» **JOB**
Count how many lines mention the word "name". Write that number alone.

++++

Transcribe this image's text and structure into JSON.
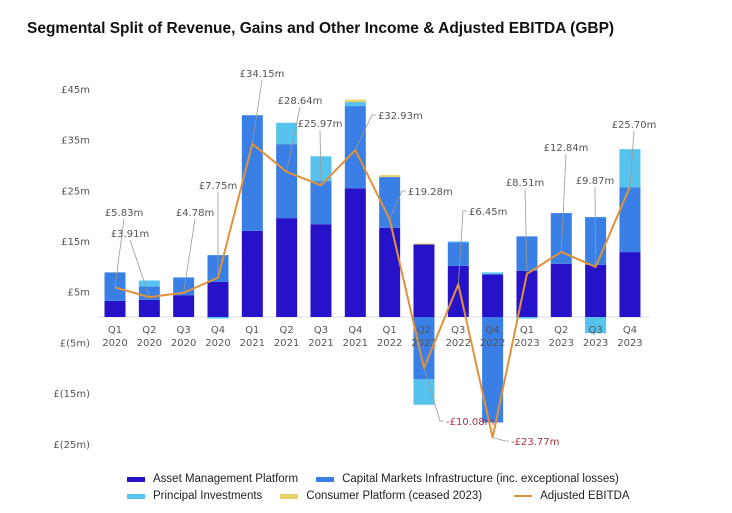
{
  "chart_data": {
    "type": "bar",
    "stacked": true,
    "title": "Segmental Split of Revenue, Gains and Other Income & Adjusted EBITDA (GBP)",
    "categories": [
      "Q1 2020",
      "Q2 2020",
      "Q3 2020",
      "Q4 2020",
      "Q1 2021",
      "Q2 2021",
      "Q3 2021",
      "Q4 2021",
      "Q1 2022",
      "Q2 2022",
      "Q3 2022",
      "Q4 2022",
      "Q1 2023",
      "Q2 2023",
      "Q3 2023",
      "Q4 2023"
    ],
    "y_ticks": [
      {
        "value": 45,
        "label": "£45m"
      },
      {
        "value": 35,
        "label": "£35m"
      },
      {
        "value": 25,
        "label": "£25m"
      },
      {
        "value": 15,
        "label": "£15m"
      },
      {
        "value": 5,
        "label": "£5m"
      },
      {
        "value": -5,
        "label": "£(5m)"
      },
      {
        "value": -15,
        "label": "£(15m)"
      },
      {
        "value": -25,
        "label": "£(25m)"
      }
    ],
    "ylim": [
      -27,
      47
    ],
    "unit": "£m",
    "grid": false,
    "legend_position": "bottom",
    "series": [
      {
        "name": "Asset Management Platform",
        "color": "#2612c8",
        "values": [
          3.2,
          3.4,
          4.3,
          6.9,
          17.0,
          19.5,
          18.3,
          25.4,
          17.6,
          14.3,
          10.1,
          8.4,
          9.1,
          10.5,
          10.3,
          12.8
        ]
      },
      {
        "name": "Capital Markets Infrastructure (inc. exceptional losses)",
        "color": "#3a7fe6",
        "values": [
          5.6,
          2.6,
          3.5,
          5.3,
          22.8,
          14.6,
          8.5,
          16.2,
          10.0,
          -12.3,
          4.6,
          -20.8,
          6.8,
          10.0,
          9.4,
          12.8
        ]
      },
      {
        "name": "Principal Investments",
        "color": "#55c3ee",
        "values": [
          0,
          1.2,
          0,
          -0.3,
          0,
          4.2,
          4.9,
          0.8,
          0,
          -5.0,
          0.2,
          0.4,
          -0.3,
          0,
          -3.2,
          7.5
        ]
      },
      {
        "name": "Consumer Platform (ceased 2023)",
        "color": "#e8d36a",
        "values": [
          0,
          0,
          0,
          0,
          0,
          0,
          0,
          0.5,
          0.4,
          0.2,
          0,
          0,
          0,
          0,
          0,
          0
        ]
      }
    ],
    "line": {
      "name": "Adjusted EBITDA",
      "color": "#e0923a",
      "values": [
        5.83,
        3.91,
        4.78,
        7.75,
        34.15,
        28.64,
        25.97,
        32.93,
        19.28,
        -10.08,
        6.45,
        -23.77,
        8.51,
        12.84,
        9.87,
        25.7
      ],
      "labels": [
        "£5.83m",
        "£3.91m",
        "£4.78m",
        "£7.75m",
        "£34.15m",
        "£28.64m",
        "£25.97m",
        "£32.93m",
        "£19.28m",
        "-£10.08m",
        "£6.45m",
        "-£23.77m",
        "£8.51m",
        "£12.84m",
        "£9.87m",
        "£25.70m"
      ],
      "negative_label_color": "#b03040"
    }
  }
}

++++

» **RESULT OF THE EXERCISE**
5